Excerpts from a figure dataset:
○ ○ ○

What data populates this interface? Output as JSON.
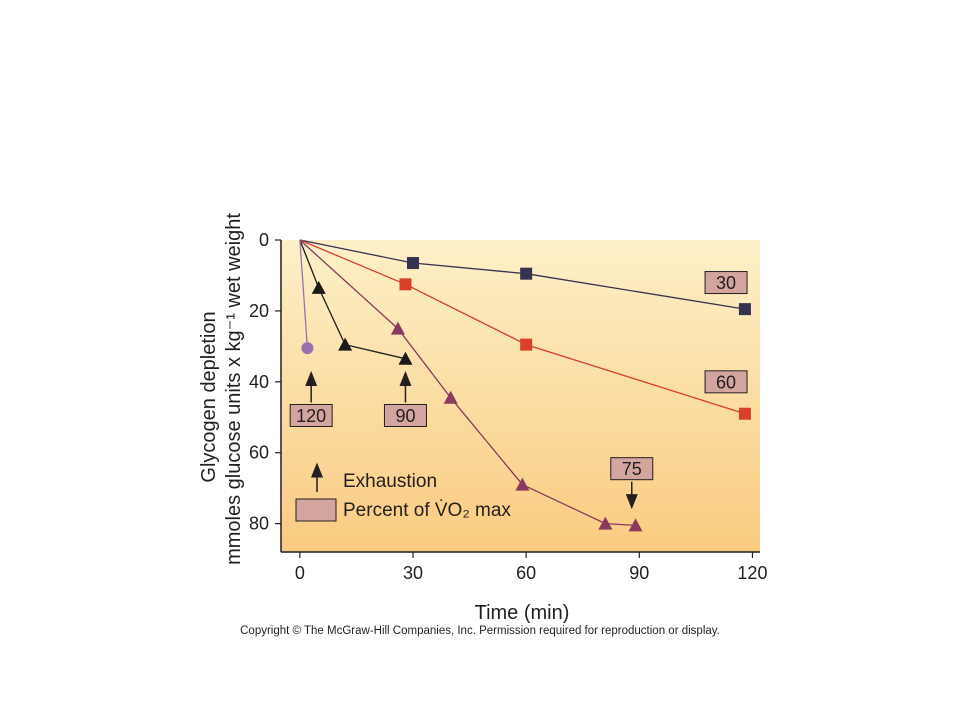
{
  "chart_data": {
    "type": "line",
    "xlabel": "Time (min)",
    "ylabel_line1": "Glycogen depletion",
    "ylabel_line2": "mmoles glucose units x kg⁻¹ wet weight",
    "xlim": [
      -5,
      122
    ],
    "ylim": [
      0,
      88
    ],
    "y_inverted": true,
    "x_ticks": [
      0,
      30,
      60,
      90,
      120
    ],
    "y_ticks": [
      0,
      20,
      40,
      60,
      80
    ],
    "background_gradient": [
      "#fdf0c8",
      "#f9cb80"
    ],
    "series": [
      {
        "label": "30",
        "marker": "square",
        "color": "#34324f",
        "x": [
          0,
          30,
          60,
          118
        ],
        "y": [
          0,
          6.5,
          9.5,
          19.5
        ],
        "label_box_at": [
          113,
          12
        ]
      },
      {
        "label": "60",
        "marker": "square",
        "color": "#d9402b",
        "x": [
          0,
          28,
          60,
          118
        ],
        "y": [
          0,
          12.5,
          29.5,
          49
        ],
        "label_box_at": [
          113,
          40
        ]
      },
      {
        "label": "75",
        "marker": "triangle",
        "color": "#8a3a5e",
        "x": [
          0,
          26,
          40,
          59,
          81,
          89
        ],
        "y": [
          0,
          25,
          44.5,
          69,
          80,
          80.5
        ],
        "label_box_at": [
          88,
          64.5
        ],
        "exhaustion_arrow": true
      },
      {
        "label": "90",
        "marker": "triangle",
        "color": "#1a1a1a",
        "x": [
          0,
          5,
          12,
          28
        ],
        "y": [
          0,
          13.5,
          29.5,
          33.5
        ],
        "label_box_at": [
          28,
          49.5
        ],
        "exhaustion_arrow": true
      },
      {
        "label": "120",
        "marker": "circle",
        "color": "#9b72ad",
        "x": [
          0,
          2
        ],
        "y": [
          0,
          30.5
        ],
        "label_box_at": [
          3,
          49.5
        ],
        "exhaustion_arrow": true
      }
    ],
    "legend": {
      "exhaustion": "Exhaustion",
      "percent": "Percent of V̇O₂ max"
    }
  },
  "copyright": "Copyright © The McGraw-Hill Companies, Inc. Permission required for reproduction or display."
}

○ ○ ○

**TASK REQUIREMENTS**
Filter the listing above for the string "color" and copy every matching line.

**WRITTEN REPLY**
        "color": "#34324f",
        "color": "#d9402b",
        "color": "#8a3a5e",
        "color": "#1a1a1a",
        "color": "#9b72ad",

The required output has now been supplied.